Exercise objective » Pull out every line below that holds the word "Calves".
-------------------------
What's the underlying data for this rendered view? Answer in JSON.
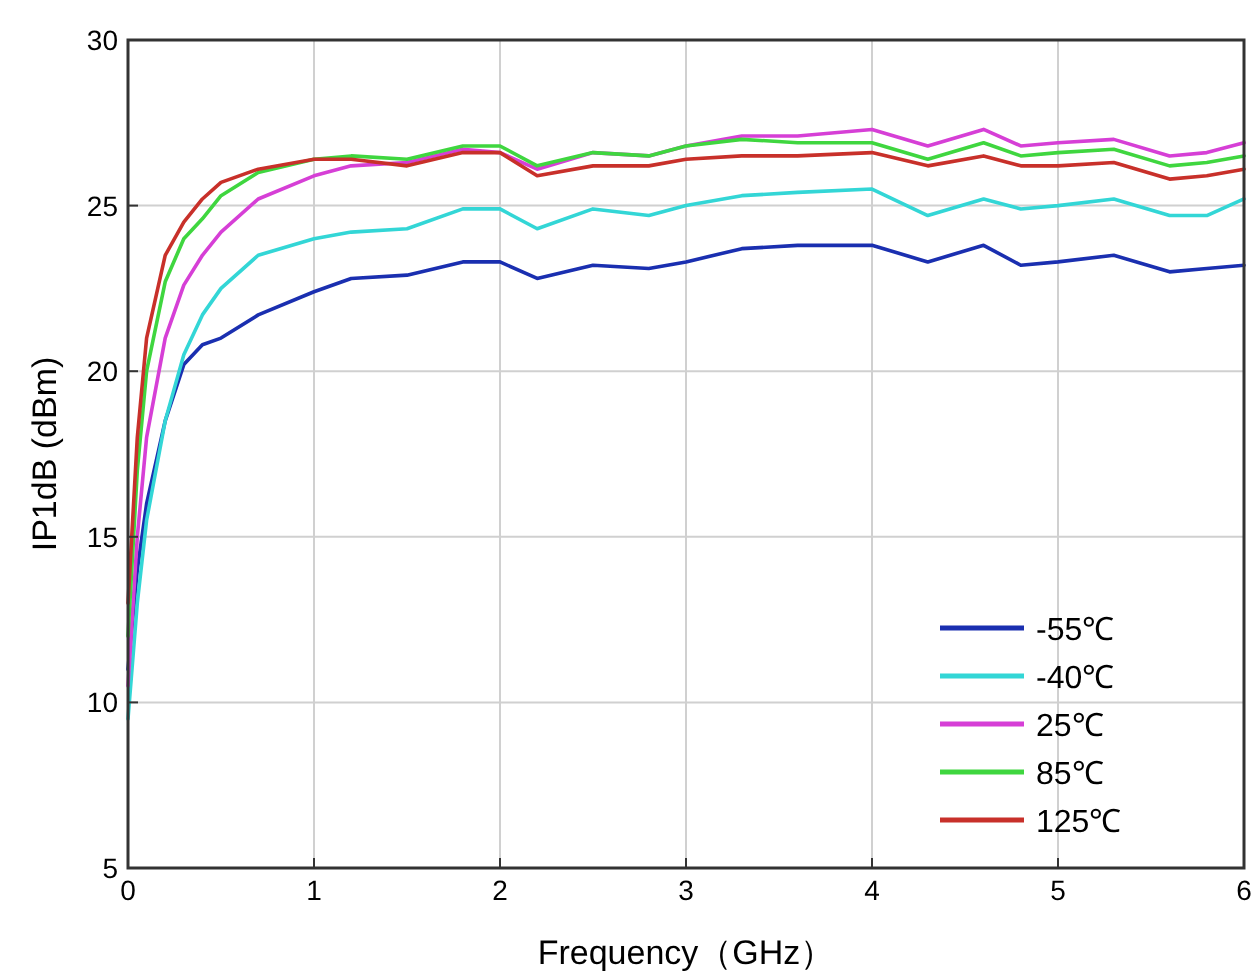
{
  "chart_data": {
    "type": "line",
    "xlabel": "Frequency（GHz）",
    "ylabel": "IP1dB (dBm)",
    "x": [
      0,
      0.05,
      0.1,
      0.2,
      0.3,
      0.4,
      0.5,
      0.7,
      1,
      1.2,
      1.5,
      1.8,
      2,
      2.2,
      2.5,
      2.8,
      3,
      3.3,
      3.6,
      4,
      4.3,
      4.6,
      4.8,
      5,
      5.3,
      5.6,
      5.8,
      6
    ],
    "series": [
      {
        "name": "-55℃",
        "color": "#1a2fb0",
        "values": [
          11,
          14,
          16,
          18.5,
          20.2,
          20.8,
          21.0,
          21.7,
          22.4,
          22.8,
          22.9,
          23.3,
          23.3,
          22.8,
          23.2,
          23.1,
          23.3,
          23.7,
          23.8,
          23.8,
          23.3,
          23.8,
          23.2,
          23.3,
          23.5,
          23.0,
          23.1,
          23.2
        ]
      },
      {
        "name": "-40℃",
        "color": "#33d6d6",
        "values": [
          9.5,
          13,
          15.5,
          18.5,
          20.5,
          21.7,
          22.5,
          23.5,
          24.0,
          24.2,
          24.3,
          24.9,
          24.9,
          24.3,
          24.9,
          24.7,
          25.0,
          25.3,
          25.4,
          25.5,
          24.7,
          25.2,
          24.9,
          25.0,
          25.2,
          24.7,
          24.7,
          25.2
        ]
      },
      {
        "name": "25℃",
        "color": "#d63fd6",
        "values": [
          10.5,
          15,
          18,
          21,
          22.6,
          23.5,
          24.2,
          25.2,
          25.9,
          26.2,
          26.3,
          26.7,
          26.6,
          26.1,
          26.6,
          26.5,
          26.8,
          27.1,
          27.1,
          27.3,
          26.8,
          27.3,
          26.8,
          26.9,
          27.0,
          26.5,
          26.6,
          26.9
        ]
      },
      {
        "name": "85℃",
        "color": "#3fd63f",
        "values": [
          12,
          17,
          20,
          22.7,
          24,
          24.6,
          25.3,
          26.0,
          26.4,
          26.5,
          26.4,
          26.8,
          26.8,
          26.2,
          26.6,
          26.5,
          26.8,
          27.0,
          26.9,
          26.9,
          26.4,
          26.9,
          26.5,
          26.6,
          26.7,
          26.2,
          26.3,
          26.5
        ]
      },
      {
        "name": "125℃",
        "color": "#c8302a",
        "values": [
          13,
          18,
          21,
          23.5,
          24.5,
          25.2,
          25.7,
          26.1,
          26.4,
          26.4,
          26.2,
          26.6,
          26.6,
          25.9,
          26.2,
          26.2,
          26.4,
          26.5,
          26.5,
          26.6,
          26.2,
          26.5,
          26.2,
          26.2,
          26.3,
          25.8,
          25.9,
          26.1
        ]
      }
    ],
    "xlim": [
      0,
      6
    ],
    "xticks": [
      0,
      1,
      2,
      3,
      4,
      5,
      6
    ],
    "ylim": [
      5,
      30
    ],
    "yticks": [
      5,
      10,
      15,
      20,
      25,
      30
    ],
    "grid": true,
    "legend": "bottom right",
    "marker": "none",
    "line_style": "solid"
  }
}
-------------------------
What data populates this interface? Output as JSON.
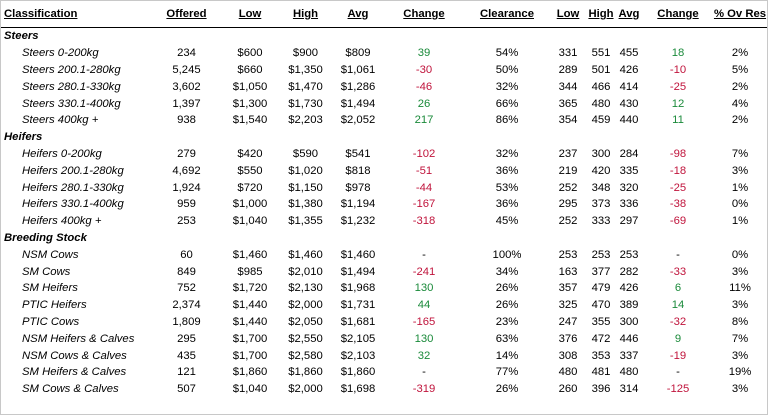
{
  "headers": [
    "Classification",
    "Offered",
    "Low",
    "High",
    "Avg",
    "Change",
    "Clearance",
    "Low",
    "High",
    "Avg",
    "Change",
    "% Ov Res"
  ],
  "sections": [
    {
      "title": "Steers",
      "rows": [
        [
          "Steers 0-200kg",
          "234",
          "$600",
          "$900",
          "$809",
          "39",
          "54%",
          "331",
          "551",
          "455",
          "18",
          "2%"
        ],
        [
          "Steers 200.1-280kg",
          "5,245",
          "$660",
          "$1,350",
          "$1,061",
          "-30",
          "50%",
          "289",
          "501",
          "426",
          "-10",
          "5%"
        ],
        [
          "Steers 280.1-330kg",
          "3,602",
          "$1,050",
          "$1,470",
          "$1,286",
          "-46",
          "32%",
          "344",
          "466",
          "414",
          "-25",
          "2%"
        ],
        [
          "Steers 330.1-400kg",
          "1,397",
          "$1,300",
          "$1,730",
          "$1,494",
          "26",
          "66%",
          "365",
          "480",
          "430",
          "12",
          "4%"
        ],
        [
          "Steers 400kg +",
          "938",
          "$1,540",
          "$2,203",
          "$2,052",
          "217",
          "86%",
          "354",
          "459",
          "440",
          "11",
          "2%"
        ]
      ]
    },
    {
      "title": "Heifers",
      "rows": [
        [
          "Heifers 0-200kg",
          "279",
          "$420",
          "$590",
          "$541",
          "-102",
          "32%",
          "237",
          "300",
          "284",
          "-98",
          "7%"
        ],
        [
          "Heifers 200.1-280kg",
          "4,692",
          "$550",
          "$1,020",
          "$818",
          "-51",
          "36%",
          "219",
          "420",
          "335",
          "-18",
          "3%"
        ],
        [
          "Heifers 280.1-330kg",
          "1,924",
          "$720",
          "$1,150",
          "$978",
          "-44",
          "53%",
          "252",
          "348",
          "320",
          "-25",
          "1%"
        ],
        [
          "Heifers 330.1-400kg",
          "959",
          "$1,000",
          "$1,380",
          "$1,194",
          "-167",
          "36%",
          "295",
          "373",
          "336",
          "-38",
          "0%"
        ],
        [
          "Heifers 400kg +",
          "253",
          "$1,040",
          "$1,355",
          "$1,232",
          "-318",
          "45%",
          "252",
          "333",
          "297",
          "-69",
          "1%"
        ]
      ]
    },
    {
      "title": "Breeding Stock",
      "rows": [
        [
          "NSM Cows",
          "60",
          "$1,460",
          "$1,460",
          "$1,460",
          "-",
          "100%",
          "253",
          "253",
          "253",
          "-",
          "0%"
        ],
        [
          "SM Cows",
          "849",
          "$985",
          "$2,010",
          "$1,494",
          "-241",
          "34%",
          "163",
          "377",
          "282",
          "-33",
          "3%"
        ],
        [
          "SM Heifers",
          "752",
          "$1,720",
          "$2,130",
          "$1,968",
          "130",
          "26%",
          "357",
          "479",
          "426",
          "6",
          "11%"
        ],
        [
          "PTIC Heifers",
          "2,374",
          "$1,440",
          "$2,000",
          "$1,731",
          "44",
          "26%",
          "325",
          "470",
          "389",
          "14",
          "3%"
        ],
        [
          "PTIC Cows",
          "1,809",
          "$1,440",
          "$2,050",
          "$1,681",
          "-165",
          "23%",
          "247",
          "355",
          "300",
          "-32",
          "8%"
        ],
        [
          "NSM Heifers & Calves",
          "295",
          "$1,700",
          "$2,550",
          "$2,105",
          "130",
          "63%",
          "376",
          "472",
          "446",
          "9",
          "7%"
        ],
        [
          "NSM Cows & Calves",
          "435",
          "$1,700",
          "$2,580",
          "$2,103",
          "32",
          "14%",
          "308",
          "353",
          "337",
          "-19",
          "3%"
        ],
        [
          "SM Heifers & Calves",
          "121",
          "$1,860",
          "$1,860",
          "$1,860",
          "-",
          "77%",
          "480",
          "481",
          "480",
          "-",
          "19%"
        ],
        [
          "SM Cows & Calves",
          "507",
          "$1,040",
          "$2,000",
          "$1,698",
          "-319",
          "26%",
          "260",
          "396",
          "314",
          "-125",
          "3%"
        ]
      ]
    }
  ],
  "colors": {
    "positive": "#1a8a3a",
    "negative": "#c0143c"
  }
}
-------------------------
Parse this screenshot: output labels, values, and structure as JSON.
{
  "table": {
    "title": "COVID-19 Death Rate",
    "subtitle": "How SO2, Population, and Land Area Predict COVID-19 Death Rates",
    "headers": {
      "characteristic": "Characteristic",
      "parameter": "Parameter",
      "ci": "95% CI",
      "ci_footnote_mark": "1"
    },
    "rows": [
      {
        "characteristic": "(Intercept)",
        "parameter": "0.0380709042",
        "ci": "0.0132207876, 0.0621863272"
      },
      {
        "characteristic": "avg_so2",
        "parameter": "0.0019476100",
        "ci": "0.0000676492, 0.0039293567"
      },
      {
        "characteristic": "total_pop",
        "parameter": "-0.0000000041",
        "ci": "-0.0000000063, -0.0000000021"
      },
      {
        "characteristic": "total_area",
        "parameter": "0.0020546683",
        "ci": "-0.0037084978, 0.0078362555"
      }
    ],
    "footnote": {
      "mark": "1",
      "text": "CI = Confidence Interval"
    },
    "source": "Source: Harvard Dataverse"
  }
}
-------------------------
Response to this task »
          "NSM Heifers & Calves",
          "NSM Cows & Calves",
          "SM Heifers & Calves",
          "SM Cows & Calves",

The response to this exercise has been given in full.